Raw data:
## Begin

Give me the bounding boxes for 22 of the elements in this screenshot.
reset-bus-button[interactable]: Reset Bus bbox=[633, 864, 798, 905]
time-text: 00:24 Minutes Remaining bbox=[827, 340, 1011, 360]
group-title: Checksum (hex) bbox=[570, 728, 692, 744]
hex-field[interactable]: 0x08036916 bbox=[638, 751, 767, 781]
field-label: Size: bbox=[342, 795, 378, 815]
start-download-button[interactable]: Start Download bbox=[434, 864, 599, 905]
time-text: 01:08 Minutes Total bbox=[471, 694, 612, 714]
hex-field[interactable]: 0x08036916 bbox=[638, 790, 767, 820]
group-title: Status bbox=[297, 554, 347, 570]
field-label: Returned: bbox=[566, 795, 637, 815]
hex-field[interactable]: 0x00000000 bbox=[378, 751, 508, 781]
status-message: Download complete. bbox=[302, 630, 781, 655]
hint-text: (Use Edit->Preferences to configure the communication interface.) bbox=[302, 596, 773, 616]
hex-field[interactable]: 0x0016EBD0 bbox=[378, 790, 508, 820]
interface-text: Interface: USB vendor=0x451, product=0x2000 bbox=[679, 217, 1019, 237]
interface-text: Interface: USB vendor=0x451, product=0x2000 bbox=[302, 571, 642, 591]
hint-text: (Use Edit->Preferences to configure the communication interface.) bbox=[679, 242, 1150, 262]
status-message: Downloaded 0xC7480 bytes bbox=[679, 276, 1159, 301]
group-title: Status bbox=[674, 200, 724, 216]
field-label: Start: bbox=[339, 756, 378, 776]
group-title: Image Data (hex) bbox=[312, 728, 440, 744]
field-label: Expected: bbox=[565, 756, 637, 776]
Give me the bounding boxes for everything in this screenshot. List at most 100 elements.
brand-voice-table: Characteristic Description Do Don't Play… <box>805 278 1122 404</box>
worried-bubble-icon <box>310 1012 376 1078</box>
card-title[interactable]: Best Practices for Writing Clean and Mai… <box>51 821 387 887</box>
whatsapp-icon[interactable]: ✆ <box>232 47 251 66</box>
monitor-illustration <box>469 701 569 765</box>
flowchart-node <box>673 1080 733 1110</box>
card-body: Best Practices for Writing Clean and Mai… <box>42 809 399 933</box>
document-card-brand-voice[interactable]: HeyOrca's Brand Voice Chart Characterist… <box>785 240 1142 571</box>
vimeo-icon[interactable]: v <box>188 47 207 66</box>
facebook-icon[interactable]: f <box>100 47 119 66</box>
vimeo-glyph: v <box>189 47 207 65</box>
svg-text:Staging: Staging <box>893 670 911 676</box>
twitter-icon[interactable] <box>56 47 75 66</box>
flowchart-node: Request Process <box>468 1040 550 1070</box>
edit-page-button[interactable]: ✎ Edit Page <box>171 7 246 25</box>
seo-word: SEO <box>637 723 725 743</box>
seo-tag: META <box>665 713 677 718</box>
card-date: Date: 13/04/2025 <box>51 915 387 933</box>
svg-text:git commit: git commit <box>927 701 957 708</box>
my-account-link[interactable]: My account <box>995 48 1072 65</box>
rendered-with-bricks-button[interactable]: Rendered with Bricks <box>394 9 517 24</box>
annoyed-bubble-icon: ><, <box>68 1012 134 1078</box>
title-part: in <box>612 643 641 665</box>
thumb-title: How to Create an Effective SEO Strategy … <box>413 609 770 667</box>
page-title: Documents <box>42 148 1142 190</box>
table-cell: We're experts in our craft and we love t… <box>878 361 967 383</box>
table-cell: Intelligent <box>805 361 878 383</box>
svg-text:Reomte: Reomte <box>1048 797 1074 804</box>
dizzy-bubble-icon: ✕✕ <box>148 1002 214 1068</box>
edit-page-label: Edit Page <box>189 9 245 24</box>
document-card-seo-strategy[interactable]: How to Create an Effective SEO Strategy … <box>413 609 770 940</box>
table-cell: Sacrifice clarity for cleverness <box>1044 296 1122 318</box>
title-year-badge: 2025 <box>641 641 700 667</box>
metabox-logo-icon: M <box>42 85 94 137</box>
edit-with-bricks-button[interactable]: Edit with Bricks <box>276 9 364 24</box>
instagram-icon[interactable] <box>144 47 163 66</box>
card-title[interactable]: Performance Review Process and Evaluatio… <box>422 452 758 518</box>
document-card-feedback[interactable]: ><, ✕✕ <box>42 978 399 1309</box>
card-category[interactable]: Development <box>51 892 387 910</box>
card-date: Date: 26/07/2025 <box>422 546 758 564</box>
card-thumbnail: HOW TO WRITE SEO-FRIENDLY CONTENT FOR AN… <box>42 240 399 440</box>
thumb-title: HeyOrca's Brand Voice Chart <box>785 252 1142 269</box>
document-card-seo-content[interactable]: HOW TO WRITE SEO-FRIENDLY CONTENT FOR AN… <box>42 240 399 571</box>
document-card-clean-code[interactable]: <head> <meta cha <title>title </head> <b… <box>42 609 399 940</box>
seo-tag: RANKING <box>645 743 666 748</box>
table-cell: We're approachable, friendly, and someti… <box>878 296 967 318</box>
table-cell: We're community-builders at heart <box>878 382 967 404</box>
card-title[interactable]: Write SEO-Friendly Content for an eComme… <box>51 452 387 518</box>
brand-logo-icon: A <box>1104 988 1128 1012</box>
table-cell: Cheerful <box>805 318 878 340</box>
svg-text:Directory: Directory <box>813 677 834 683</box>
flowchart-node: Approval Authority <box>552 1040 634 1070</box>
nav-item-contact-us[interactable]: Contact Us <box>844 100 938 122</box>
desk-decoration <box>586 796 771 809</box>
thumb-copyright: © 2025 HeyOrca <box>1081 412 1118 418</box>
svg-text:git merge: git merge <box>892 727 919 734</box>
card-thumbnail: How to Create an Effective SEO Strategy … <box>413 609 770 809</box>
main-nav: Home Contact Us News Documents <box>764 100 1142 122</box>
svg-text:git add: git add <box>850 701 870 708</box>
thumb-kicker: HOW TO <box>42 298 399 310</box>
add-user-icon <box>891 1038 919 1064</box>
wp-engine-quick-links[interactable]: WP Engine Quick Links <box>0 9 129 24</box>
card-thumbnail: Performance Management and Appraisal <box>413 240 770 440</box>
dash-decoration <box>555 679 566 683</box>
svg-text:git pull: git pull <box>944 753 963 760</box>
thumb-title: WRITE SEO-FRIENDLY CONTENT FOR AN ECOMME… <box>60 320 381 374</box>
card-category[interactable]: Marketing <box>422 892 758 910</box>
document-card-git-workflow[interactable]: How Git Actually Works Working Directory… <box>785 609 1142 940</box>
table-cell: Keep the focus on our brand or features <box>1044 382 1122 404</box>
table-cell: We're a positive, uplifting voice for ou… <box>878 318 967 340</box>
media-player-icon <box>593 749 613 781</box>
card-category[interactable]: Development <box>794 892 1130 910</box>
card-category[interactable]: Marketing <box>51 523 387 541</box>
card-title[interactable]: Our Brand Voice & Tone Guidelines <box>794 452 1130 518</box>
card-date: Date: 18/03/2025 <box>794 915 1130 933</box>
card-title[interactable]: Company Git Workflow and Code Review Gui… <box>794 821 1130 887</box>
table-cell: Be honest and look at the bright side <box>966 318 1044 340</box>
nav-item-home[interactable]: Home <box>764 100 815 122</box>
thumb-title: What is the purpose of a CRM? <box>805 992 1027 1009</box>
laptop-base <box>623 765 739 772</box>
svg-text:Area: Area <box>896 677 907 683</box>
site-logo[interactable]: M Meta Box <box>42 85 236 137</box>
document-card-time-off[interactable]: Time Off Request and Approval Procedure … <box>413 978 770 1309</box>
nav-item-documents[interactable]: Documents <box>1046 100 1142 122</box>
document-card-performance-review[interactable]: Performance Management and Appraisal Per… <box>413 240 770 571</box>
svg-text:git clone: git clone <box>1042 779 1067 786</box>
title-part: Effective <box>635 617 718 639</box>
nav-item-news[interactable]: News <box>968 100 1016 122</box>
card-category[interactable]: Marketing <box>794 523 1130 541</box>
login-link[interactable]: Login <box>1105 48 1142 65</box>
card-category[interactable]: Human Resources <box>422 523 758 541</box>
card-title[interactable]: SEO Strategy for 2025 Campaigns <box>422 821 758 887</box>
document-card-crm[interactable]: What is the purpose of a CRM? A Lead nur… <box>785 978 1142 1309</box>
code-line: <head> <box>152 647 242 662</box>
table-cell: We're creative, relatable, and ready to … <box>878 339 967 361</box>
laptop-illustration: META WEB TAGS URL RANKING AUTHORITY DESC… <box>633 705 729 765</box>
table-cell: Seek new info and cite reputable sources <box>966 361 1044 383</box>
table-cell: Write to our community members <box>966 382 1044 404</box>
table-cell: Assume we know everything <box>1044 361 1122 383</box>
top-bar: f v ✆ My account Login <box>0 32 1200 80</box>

## End

Exercise brief: Set down everything from the start of the records down to the line containing "group-title: Checksum (hex)", including that line, without changing a character.

Output:
Give me the bounding boxes for 22 of the elements in this screenshot.
reset-bus-button[interactable]: Reset Bus bbox=[633, 864, 798, 905]
time-text: 00:24 Minutes Remaining bbox=[827, 340, 1011, 360]
group-title: Checksum (hex) bbox=[570, 728, 692, 744]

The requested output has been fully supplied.